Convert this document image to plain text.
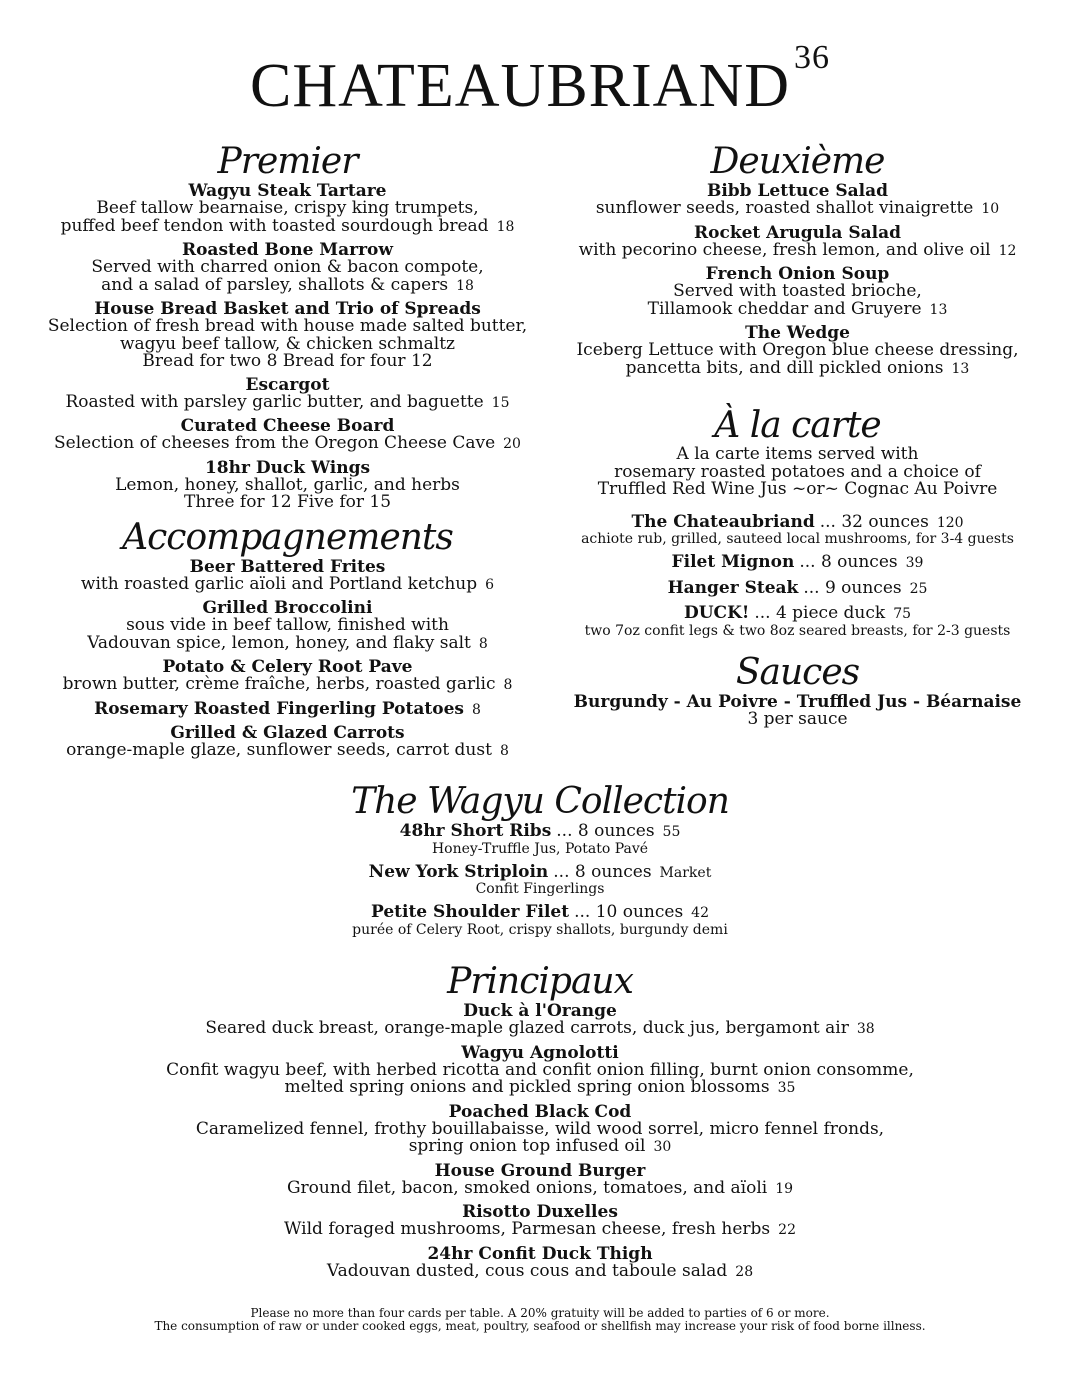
CHATEAUBRIAND $^{36}$
Premier
Wagyu Steak Tartare
Beef tallow bearnaise, crispy king trumpets,
puffed beef tendon with toasted sourdough bread 18
Roasted Bone Marrow
Served with charred onion & bacon compote,
and a salad of parsley, shallots & capers 18
House Bread Basket and Trio of Spreads
Selection of fresh bread with house made salted butter,
wagyu beef tallow, & chicken schmaltz
Bread for two 8 Bread for four 12
Escargot
Roasted with parsley garlic butter, and baguette 15
Curated Cheese Board
Selection of cheeses from the Oregon Cheese Cave 20
18hr Duck Wings
Lemon, honey, shallot, garlic, and herbs
Three for 12 Five for 15
Accompagnements
Beer Battered Frites
with roasted garlic aïoli and Portland ketchup 6
Grilled Broccolini
sous vide in beef tallow, finished with
Vadouvan spice, lemon, honey, and flaky salt 8
Potato & Celery Root Pave
brown butter, crème fraîche, herbs, roasted garlic 8
Rosemary Roasted Fingerling Potatoes 8
Grilled & Glazed Carrots
orange-maple glaze, sunflower seeds, carrot dust 8
Deuxième
Bibb Lettuce Salad
sunflower seeds, roasted shallot vinaigrette 10
Rocket Arugula Salad
with pecorino cheese, fresh lemon, and olive oil 12
French Onion Soup
Served with toasted brioche,
Tillamook cheddar and Gruyere 13
The Wedge
Iceberg Lettuce with Oregon blue cheese dressing,
pancetta bits, and dill pickled onions 13
À la carte
A la carte items served with
rosemary roasted potatoes and a choice of
Truffled Red Wine Jus ~or~ Cognac Au Poivre
The Chateaubriand ... 32 ounces 120
achiote rub, grilled, sauteed local mushrooms, for 3-4 guests
Filet Mignon ... 8 ounces 39
Hanger Steak ... 9 ounces 25
DUCK! ... 4 piece duck 75
two 7oz confit legs & two 8oz seared breasts, for 2-3 guests
Sauces
Burgundy - Au Poivre - Truffled Jus - Béarnaise
3 per sauce
The Wagyu Collection
48hr Short Ribs ... 8 ounces 55
Honey-Truffle Jus, Potato Pavé
New York Striploin ... 8 ounces Market
Confit Fingerlings
Petite Shoulder Filet ... 10 ounces 42
purée of Celery Root, crispy shallots, burgundy demi
Principaux
Duck à l'Orange
Seared duck breast, orange-maple glazed carrots, duck jus, bergamont air 38
Wagyu Agnolotti
Confit wagyu beef, with herbed ricotta and confit onion filling, burnt onion consomme,
melted spring onions and pickled spring onion blossoms 35
Poached Black Cod
Caramelized fennel, frothy bouillabaisse, wild wood sorrel, micro fennel fronds,
spring onion top infused oil 30
House Ground Burger
Ground filet, bacon, smoked onions, tomatoes, and aïoli 19
Risotto Duxelles
Wild foraged mushrooms, Parmesan cheese, fresh herbs 22
24hr Confit Duck Thigh
Vadouvan dusted, cous cous and taboule salad 28
Please no more than four cards per table. A 20% gratuity will be added to parties of 6 or more.
The consumption of raw or under cooked eggs, meat, poultry, seafood or shellfish may increase your risk of food borne illness.
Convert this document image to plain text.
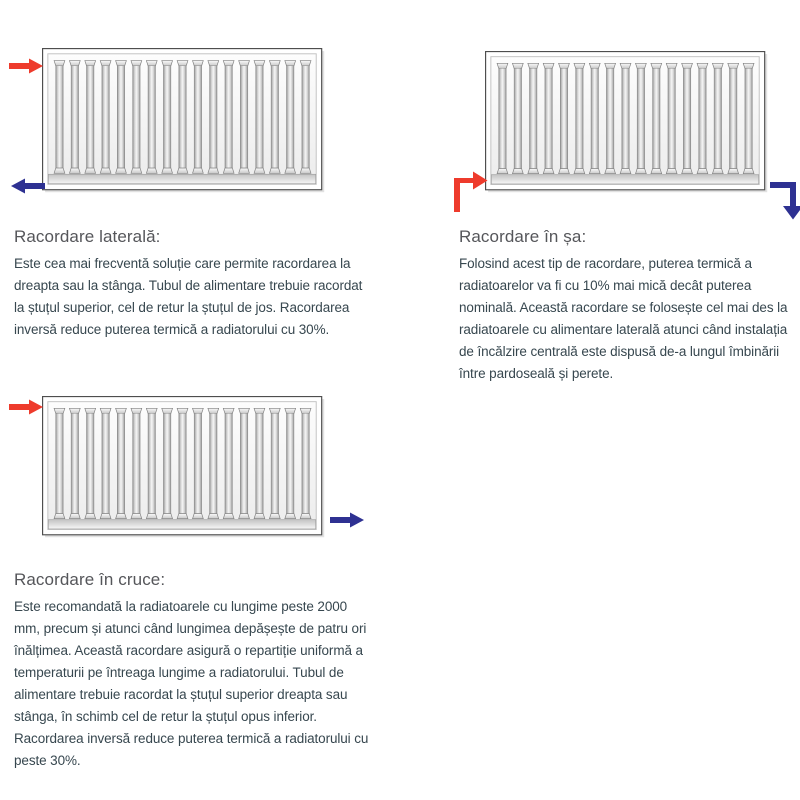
Racordare laterală:

Este cea mai frecventă soluție care permite racordarea la dreapta sau la stânga. Tubul de alimentare trebuie racordat la ștuțul superior, cel de retur la ștuțul de jos. Racordarea inversă reduce puterea termică a radiatorului cu 30%.

Racordare în șa:

Folosind acest tip de racordare, puterea termică a radiatoarelor va fi cu 10% mai mică decât puterea nominală. Această racordare se folosește cel mai des la radiatoarele cu alimentare laterală atunci când instalația de încălzire centrală este dispusă de-a lungul îmbinării între pardoseală și perete.

Racordare în cruce:

Este recomandată la radiatoarele cu lungime peste 2000 mm, precum și atunci când lungimea depășește de patru ori înălțimea. Această racordare asigură o repartiție uniformă a temperaturii pe întreaga lungime a radiatorului. Tubul de alimentare trebuie racordat la ștuțul superior dreapta sau stânga, în schimb cel de retur la ștuțul opus inferior. Racordarea inversă reduce puterea termică a radiatorului cu peste 30%.
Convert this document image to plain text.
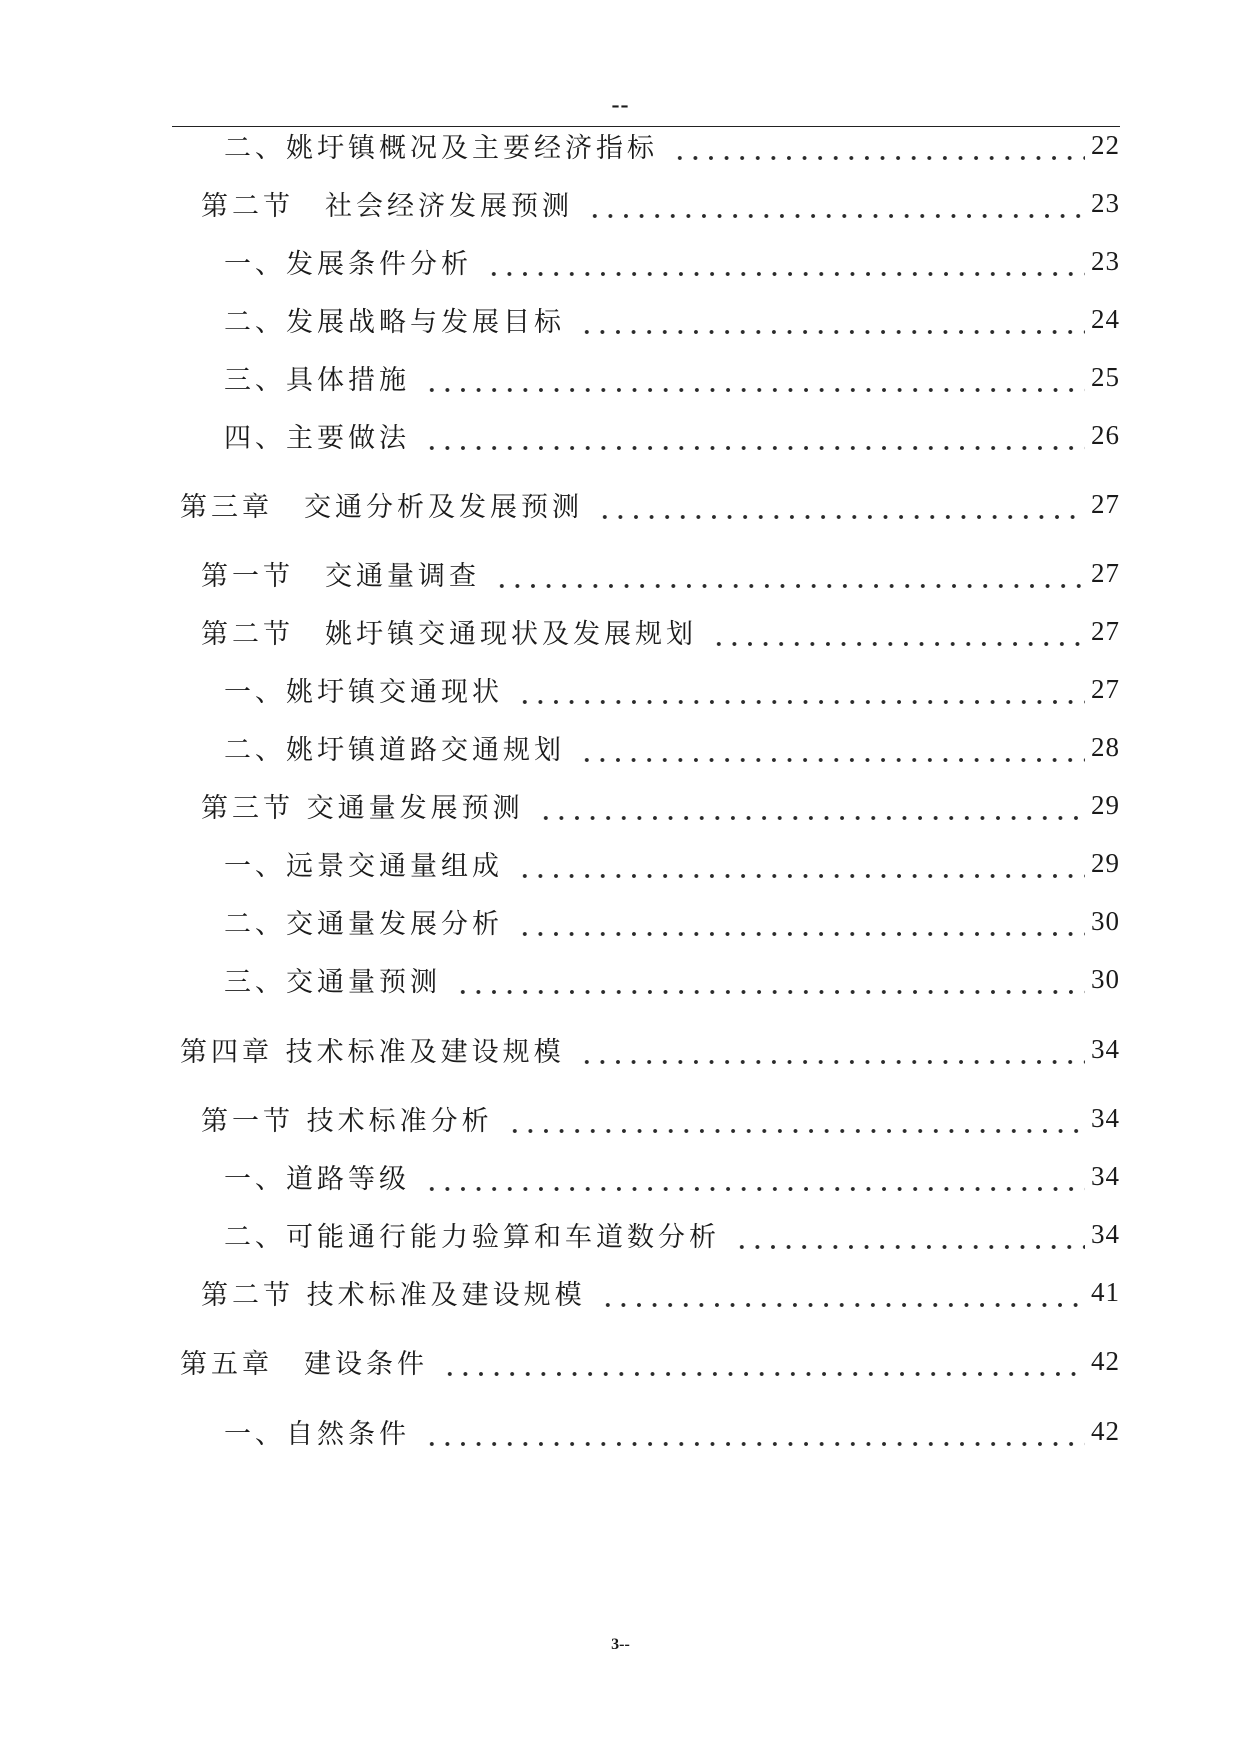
--
二、姚圩镇概况及主要经济指标	22
第二节　社会经济发展预测	23
一、发展条件分析	23
二、发展战略与发展目标	24
三、具体措施	25
四、主要做法	26
第三章　交通分析及发展预测	27
第一节　交通量调查	27
第二节　姚圩镇交通现状及发展规划	27
一、姚圩镇交通现状	27
二、姚圩镇道路交通规划	28
第三节 交通量发展预测	29
一、远景交通量组成	29
二、交通量发展分析	30
三、交通量预测	30
第四章 技术标准及建设规模	34
第一节 技术标准分析	34
一、道路等级	34
二、可能通行能力验算和车道数分析	34
第二节 技术标准及建设规模	41
第五章　建设条件	42
一、自然条件	42
3--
○ ○ ○ ○
Aim of the exercise.
Using the data above, write out every line exactly, leaving the images behind.

Result for this task.
Convert this document image to plain text.
CHATEAUBRIAND $^{36}$
Premier
Wagyu Steak Tartare
Beef tallow bearnaise, crispy king trumpets,
puffed beef tendon with toasted sourdough bread 18
Roasted Bone Marrow
Served with charred onion & bacon compote,
and a salad of parsley, shallots & capers 18
House Bread Basket and Trio of Spreads
Selection of fresh bread with house made salted butter,
wagyu beef tallow, & chicken schmaltz
Bread for two 8 Bread for four 12
Escargot
Roasted with parsley garlic butter, and baguette 15
Curated Cheese Board
Selection of cheeses from the Oregon Cheese Cave 20
18hr Duck Wings
Lemon, honey, shallot, garlic, and herbs
Three for 12 Five for 15
Accompagnements
Beer Battered Frites
with roasted garlic aïoli and Portland ketchup 6
Grilled Broccolini
sous vide in beef tallow, finished with
Vadouvan spice, lemon, honey, and flaky salt 8
Potato & Celery Root Pave
brown butter, crème fraîche, herbs, roasted garlic 8
Rosemary Roasted Fingerling Potatoes 8
Grilled & Glazed Carrots
orange-maple glaze, sunflower seeds, carrot dust 8
Deuxième
Bibb Lettuce Salad
sunflower seeds, roasted shallot vinaigrette 10
Rocket Arugula Salad
with pecorino cheese, fresh lemon, and olive oil 12
French Onion Soup
Served with toasted brioche,
Tillamook cheddar and Gruyere 13
The Wedge
Iceberg Lettuce with Oregon blue cheese dressing,
pancetta bits, and dill pickled onions 13
À la carte
A la carte items served with
rosemary roasted potatoes and a choice of
Truffled Red Wine Jus ~or~ Cognac Au Poivre
The Chateaubriand ... 32 ounces 120
achiote rub, grilled, sauteed local mushrooms, for 3-4 guests
Filet Mignon ... 8 ounces 39
Hanger Steak ... 9 ounces 25
DUCK! ... 4 piece duck 75
two 7oz confit legs & two 8oz seared breasts, for 2-3 guests
Sauces
Burgundy - Au Poivre - Truffled Jus - Béarnaise
3 per sauce
The Wagyu Collection
48hr Short Ribs ... 8 ounces 55
Honey-Truffle Jus, Potato Pavé
New York Striploin ... 8 ounces Market
Confit Fingerlings
Petite Shoulder Filet ... 10 ounces 42
purée of Celery Root, crispy shallots, burgundy demi
Principaux
Duck à l'Orange
Seared duck breast, orange-maple glazed carrots, duck jus, bergamont air 38
Wagyu Agnolotti
Confit wagyu beef, with herbed ricotta and confit onion filling, burnt onion consomme,
melted spring onions and pickled spring onion blossoms 35
Poached Black Cod
Caramelized fennel, frothy bouillabaisse, wild wood sorrel, micro fennel fronds,
spring onion top infused oil 30
House Ground Burger
Ground filet, bacon, smoked onions, tomatoes, and aïoli 19
Risotto Duxelles
Wild foraged mushrooms, Parmesan cheese, fresh herbs 22
24hr Confit Duck Thigh
Vadouvan dusted, cous cous and taboule salad 28
Please no more than four cards per table. A 20% gratuity will be added to parties of 6 or more.
The consumption of raw or under cooked eggs, meat, poultry, seafood or shellfish may increase your risk of food borne illness.
Convert this document image to plain text.
Racordare laterală:

Este cea mai frecventă soluție care permite racordarea la dreapta sau la stânga. Tubul de alimentare trebuie racordat la ștuțul superior, cel de retur la ștuțul de jos. Racordarea inversă reduce puterea termică a radiatorului cu 30%.

Racordare în șa:

Folosind acest tip de racordare, puterea termică a radiatoarelor va fi cu 10% mai mică decât puterea nominală. Această racordare se folosește cel mai des la radiatoarele cu alimentare laterală atunci când instalația de încălzire centrală este dispusă de-a lungul îmbinării între pardoseală și perete.

Racordare în cruce:

Este recomandată la radiatoarele cu lungime peste 2000 mm, precum și atunci când lungimea depășește de patru ori înălțimea. Această racordare asigură o repartiție uniformă a temperaturii pe întreaga lungime a radiatorului. Tubul de alimentare trebuie racordat la ștuțul superior dreapta sau stânga, în schimb cel de retur la ștuțul opus inferior. Racordarea inversă reduce puterea termică a radiatorului cu peste 30%.
Convert this document image to plain text.
--
二、姚圩镇概况及主要经济指标	22
第二节　社会经济发展预测	23
一、发展条件分析	23
二、发展战略与发展目标	24
三、具体措施	25
四、主要做法	26
第三章　交通分析及发展预测	27
第一节　交通量调查	27
第二节　姚圩镇交通现状及发展规划	27
一、姚圩镇交通现状	27
二、姚圩镇道路交通规划	28
第三节 交通量发展预测	29
一、远景交通量组成	29
二、交通量发展分析	30
三、交通量预测	30
第四章 技术标准及建设规模	34
第一节 技术标准分析	34
一、道路等级	34
二、可能通行能力验算和车道数分析	34
第二节 技术标准及建设规模	41
第五章　建设条件	42
一、自然条件	42
3--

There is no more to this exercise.